→ Directions
How many lines of the records hold the string "link"? Reply with the number alone.
#### Task material ####
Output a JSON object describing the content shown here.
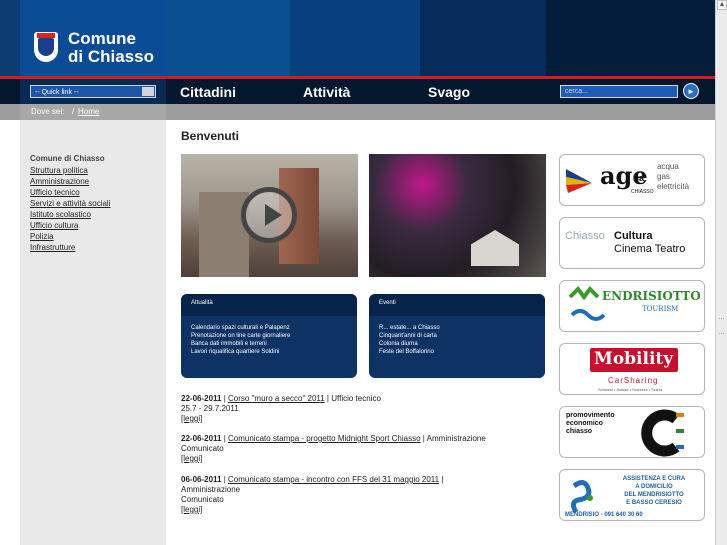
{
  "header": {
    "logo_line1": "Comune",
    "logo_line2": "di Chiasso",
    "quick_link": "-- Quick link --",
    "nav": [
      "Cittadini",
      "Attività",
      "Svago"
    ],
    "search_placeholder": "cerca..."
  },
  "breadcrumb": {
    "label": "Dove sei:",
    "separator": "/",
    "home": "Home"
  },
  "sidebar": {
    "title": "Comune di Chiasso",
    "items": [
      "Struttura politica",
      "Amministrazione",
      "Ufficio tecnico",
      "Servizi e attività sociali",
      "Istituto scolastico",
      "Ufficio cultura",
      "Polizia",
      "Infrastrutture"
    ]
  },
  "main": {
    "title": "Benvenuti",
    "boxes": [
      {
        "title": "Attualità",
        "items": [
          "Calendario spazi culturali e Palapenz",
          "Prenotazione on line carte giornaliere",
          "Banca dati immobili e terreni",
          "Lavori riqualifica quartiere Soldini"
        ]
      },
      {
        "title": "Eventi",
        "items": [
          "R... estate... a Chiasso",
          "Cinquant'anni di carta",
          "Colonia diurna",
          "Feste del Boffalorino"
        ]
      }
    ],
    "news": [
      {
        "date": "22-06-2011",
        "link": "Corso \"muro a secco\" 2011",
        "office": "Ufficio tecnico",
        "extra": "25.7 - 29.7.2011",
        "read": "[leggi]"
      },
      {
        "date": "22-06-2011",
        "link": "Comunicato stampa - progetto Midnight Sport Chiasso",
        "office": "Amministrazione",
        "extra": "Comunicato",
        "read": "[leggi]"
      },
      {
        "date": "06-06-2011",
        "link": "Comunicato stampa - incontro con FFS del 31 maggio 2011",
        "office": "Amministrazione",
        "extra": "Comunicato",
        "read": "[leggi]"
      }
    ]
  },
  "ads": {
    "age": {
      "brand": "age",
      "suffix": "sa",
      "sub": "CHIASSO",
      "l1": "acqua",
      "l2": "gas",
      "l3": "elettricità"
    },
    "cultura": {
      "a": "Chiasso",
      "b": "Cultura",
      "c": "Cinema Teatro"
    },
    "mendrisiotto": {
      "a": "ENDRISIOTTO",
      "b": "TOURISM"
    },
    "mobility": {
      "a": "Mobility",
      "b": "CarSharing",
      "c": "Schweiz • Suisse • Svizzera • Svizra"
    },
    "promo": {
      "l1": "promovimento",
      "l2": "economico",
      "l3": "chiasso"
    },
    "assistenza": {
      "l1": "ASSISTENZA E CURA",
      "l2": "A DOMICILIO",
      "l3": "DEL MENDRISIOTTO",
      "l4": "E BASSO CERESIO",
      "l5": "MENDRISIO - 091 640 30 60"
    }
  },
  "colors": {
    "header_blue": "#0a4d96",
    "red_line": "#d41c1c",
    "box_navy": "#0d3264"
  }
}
####
#### Task material ####
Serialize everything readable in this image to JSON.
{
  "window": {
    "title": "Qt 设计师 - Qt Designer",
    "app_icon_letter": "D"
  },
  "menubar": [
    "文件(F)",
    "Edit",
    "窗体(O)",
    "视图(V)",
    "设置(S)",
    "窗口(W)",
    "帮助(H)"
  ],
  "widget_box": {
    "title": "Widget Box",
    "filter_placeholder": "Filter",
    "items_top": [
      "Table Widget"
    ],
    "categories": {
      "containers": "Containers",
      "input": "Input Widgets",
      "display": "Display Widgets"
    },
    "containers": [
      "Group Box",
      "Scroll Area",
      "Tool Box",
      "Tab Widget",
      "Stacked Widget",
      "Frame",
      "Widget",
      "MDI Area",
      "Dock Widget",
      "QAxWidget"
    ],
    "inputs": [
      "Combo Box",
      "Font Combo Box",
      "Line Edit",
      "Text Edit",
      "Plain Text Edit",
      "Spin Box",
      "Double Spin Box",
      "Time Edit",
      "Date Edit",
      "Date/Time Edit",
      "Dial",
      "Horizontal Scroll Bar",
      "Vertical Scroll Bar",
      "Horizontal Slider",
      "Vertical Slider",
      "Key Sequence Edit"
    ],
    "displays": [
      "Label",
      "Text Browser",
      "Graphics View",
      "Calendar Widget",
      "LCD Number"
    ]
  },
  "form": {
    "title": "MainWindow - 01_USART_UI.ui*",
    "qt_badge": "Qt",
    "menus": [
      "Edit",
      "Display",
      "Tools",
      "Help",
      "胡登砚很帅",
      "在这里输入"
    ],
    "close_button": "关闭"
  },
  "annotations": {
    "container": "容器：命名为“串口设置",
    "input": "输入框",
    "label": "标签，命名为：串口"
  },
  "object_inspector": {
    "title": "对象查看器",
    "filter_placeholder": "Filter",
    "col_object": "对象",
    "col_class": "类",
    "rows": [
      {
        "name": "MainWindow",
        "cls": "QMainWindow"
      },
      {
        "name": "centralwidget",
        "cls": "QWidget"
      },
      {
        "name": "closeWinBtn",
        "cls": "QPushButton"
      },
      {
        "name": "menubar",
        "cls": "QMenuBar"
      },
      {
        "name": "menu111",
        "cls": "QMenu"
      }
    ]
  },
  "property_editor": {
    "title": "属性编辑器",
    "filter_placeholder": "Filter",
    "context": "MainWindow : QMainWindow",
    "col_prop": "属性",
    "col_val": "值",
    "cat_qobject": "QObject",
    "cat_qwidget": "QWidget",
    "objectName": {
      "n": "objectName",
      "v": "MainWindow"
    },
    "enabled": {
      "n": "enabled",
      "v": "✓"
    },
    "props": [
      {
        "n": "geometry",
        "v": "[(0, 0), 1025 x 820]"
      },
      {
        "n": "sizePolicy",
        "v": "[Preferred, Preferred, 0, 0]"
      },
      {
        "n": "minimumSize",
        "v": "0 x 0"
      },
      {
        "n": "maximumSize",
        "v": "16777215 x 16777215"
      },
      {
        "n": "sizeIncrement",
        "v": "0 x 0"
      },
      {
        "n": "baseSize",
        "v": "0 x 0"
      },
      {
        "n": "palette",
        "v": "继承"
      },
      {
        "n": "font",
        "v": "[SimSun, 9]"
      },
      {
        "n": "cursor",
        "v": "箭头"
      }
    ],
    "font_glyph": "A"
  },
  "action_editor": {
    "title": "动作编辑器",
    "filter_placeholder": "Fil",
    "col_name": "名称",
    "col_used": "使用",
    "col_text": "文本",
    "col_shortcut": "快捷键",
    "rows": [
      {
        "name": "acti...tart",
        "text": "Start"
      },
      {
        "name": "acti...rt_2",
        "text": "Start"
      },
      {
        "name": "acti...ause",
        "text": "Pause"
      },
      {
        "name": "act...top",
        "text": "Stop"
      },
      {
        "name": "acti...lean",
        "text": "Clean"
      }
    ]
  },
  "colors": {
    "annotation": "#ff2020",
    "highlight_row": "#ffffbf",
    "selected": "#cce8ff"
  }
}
####
→ Result of the task
4